# Work instructions:
Extract the full set of records, then give each one again exactly.

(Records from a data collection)
□ □ □
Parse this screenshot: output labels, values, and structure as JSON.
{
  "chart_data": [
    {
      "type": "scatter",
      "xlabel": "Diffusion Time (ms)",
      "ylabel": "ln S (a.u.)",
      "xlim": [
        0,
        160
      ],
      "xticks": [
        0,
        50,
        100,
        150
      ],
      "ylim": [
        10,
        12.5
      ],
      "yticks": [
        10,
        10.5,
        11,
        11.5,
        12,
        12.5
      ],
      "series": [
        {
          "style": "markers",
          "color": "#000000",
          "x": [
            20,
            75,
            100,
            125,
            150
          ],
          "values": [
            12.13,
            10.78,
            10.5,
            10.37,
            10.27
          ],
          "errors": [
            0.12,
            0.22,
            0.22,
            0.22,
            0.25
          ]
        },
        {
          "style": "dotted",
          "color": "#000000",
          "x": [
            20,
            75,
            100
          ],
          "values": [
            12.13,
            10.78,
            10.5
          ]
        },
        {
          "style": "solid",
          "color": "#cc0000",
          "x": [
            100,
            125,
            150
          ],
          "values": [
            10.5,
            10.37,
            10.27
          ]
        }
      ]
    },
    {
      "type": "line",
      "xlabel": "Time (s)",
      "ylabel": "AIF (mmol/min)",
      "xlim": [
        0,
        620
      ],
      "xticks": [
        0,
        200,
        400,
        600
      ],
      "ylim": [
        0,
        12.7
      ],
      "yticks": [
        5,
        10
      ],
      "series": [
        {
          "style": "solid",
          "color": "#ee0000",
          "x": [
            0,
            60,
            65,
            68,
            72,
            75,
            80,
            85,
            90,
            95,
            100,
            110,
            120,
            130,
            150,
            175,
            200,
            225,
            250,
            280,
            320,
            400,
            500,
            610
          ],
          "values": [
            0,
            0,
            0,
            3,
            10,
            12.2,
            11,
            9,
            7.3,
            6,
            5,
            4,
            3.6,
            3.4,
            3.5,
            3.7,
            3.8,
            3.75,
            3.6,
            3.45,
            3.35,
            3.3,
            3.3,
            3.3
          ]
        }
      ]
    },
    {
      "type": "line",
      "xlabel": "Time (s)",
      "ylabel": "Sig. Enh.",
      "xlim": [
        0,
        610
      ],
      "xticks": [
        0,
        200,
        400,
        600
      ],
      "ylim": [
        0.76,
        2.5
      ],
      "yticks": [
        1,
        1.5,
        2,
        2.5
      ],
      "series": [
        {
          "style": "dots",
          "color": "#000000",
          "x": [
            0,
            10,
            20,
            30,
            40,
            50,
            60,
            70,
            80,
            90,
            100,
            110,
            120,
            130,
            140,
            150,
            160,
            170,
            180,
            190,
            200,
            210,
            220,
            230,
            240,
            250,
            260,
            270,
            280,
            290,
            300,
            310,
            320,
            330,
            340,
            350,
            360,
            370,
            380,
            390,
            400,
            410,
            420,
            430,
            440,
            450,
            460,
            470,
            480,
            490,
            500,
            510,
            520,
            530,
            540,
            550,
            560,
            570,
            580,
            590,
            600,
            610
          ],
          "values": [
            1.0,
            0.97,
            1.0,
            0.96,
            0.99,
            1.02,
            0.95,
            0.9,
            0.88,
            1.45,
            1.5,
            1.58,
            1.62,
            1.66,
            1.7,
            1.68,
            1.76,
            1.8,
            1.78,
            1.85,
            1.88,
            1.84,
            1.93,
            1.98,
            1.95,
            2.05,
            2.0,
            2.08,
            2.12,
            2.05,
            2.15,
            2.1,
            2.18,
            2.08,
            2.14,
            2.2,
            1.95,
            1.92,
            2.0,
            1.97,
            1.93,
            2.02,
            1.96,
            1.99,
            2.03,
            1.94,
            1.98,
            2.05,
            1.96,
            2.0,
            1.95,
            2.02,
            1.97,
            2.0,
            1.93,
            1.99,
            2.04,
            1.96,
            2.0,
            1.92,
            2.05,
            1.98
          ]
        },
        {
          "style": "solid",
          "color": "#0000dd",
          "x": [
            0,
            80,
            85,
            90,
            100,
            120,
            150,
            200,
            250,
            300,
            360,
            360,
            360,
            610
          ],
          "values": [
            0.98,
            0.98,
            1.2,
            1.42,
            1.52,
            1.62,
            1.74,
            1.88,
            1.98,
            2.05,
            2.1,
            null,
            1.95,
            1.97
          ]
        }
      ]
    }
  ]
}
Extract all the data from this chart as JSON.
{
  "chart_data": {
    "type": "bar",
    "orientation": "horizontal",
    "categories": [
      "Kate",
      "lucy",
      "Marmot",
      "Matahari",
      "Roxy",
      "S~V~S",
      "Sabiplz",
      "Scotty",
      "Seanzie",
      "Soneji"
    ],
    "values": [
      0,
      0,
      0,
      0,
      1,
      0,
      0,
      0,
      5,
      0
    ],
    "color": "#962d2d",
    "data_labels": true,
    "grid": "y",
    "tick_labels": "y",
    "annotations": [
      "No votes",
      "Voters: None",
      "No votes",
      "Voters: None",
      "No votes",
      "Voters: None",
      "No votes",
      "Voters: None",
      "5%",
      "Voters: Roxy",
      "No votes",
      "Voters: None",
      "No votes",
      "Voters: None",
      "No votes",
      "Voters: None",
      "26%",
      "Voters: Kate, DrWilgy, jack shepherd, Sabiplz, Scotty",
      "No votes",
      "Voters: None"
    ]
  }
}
□ □ □
# Reply to the task:
Parse this screenshot: output labels, values, and structure as JSON.
{
  "chart_data": [
    {
      "type": "scatter",
      "xlabel": "Diffusion Time (ms)",
      "ylabel": "ln S (a.u.)",
      "xlim": [
        0,
        160
      ],
      "xticks": [
        0,
        50,
        100,
        150
      ],
      "ylim": [
        10,
        12.5
      ],
      "yticks": [
        10,
        10.5,
        11,
        11.5,
        12,
        12.5
      ],
      "series": [
        {
          "style": "markers",
          "color": "#000000",
          "x": [
            20,
            75,
            100,
            125,
            150
          ],
          "values": [
            12.13,
            10.78,
            10.5,
            10.37,
            10.27
          ],
          "errors": [
            0.12,
            0.22,
            0.22,
            0.22,
            0.25
          ]
        },
        {
          "style": "dotted",
          "color": "#000000",
          "x": [
            20,
            75,
            100
          ],
          "values": [
            12.13,
            10.78,
            10.5
          ]
        },
        {
          "style": "solid",
          "color": "#cc0000",
          "x": [
            100,
            125,
            150
          ],
          "values": [
            10.5,
            10.37,
            10.27
          ]
        }
      ]
    },
    {
      "type": "line",
      "xlabel": "Time (s)",
      "ylabel": "AIF (mmol/min)",
      "xlim": [
        0,
        620
      ],
      "xticks": [
        0,
        200,
        400,
        600
      ],
      "ylim": [
        0,
        12.7
      ],
      "yticks": [
        5,
        10
      ],
      "series": [
        {
          "style": "solid",
          "color": "#ee0000",
          "x": [
            0,
            60,
            65,
            68,
            72,
            75,
            80,
            85,
            90,
            95,
            100,
            110,
            120,
            130,
            150,
            175,
            200,
            225,
            250,
            280,
            320,
            400,
            500,
            610
          ],
          "values": [
            0,
            0,
            0,
            3,
            10,
            12.2,
            11,
            9,
            7.3,
            6,
            5,
            4,
            3.6,
            3.4,
            3.5,
            3.7,
            3.8,
            3.75,
            3.6,
            3.45,
            3.35,
            3.3,
            3.3,
            3.3
          ]
        }
      ]
    },
    {
      "type": "line",
      "xlabel": "Time (s)",
      "ylabel": "Sig. Enh.",
      "xlim": [
        0,
        610
      ],
      "xticks": [
        0,
        200,
        400,
        600
      ],
      "ylim": [
        0.76,
        2.5
      ],
      "yticks": [
        1,
        1.5,
        2,
        2.5
      ],
      "series": [
        {
          "style": "dots",
          "color": "#000000",
          "x": [
            0,
            10,
            20,
            30,
            40,
            50,
            60,
            70,
            80,
            90,
            100,
            110,
            120,
            130,
            140,
            150,
            160,
            170,
            180,
            190,
            200,
            210,
            220,
            230,
            240,
            250,
            260,
            270,
            280,
            290,
            300,
            310,
            320,
            330,
            340,
            350,
            360,
            370,
            380,
            390,
            400,
            410,
            420,
            430,
            440,
            450,
            460,
            470,
            480,
            490,
            500,
            510,
            520,
            530,
            540,
            550,
            560,
            570,
            580,
            590,
            600,
            610
          ],
          "values": [
            1.0,
            0.97,
            1.0,
            0.96,
            0.99,
            1.02,
            0.95,
            0.9,
            0.88,
            1.45,
            1.5,
            1.58,
            1.62,
            1.66,
            1.7,
            1.68,
            1.76,
            1.8,
            1.78,
            1.85,
            1.88,
            1.84,
            1.93,
            1.98,
            1.95,
            2.05,
            2.0,
            2.08,
            2.12,
            2.05,
            2.15,
            2.1,
            2.18,
            2.08,
            2.14,
            2.2,
            1.95,
            1.92,
            2.0,
            1.97,
            1.93,
            2.02,
            1.96,
            1.99,
            2.03,
            1.94,
            1.98,
            2.05,
            1.96,
            2.0,
            1.95,
            2.02,
            1.97,
            2.0,
            1.93,
            1.99,
            2.04,
            1.96,
            2.0,
            1.92,
            2.05,
            1.98
          ]
        },
        {
          "style": "solid",
          "color": "#0000dd",
          "x": [
            0,
            80,
            85,
            90,
            100,
            120,
            150,
            200,
            250,
            300,
            360,
            360,
            360,
            610
          ],
          "values": [
            0.98,
            0.98,
            1.2,
            1.42,
            1.52,
            1.62,
            1.74,
            1.88,
            1.98,
            2.05,
            2.1,
            null,
            1.95,
            1.97
          ]
        }
      ]
    }
  ]
}
Extract all the data from this chart as JSON.
{
  "chart_data": {
    "type": "bar",
    "orientation": "horizontal",
    "categories": [
      "Kate",
      "lucy",
      "Marmot",
      "Matahari",
      "Roxy",
      "S~V~S",
      "Sabiplz",
      "Scotty",
      "Seanzie",
      "Soneji"
    ],
    "values": [
      0,
      0,
      0,
      0,
      1,
      0,
      0,
      0,
      5,
      0
    ],
    "color": "#962d2d",
    "data_labels": true,
    "grid": "y",
    "tick_labels": "y",
    "annotations": [
      "No votes",
      "Voters: None",
      "No votes",
      "Voters: None",
      "No votes",
      "Voters: None",
      "No votes",
      "Voters: None",
      "5%",
      "Voters: Roxy",
      "No votes",
      "Voters: None",
      "No votes",
      "Voters: None",
      "No votes",
      "Voters: None",
      "26%",
      "Voters: Kate, DrWilgy, jack shepherd, Sabiplz, Scotty",
      "No votes",
      "Voters: None"
    ]
  }
}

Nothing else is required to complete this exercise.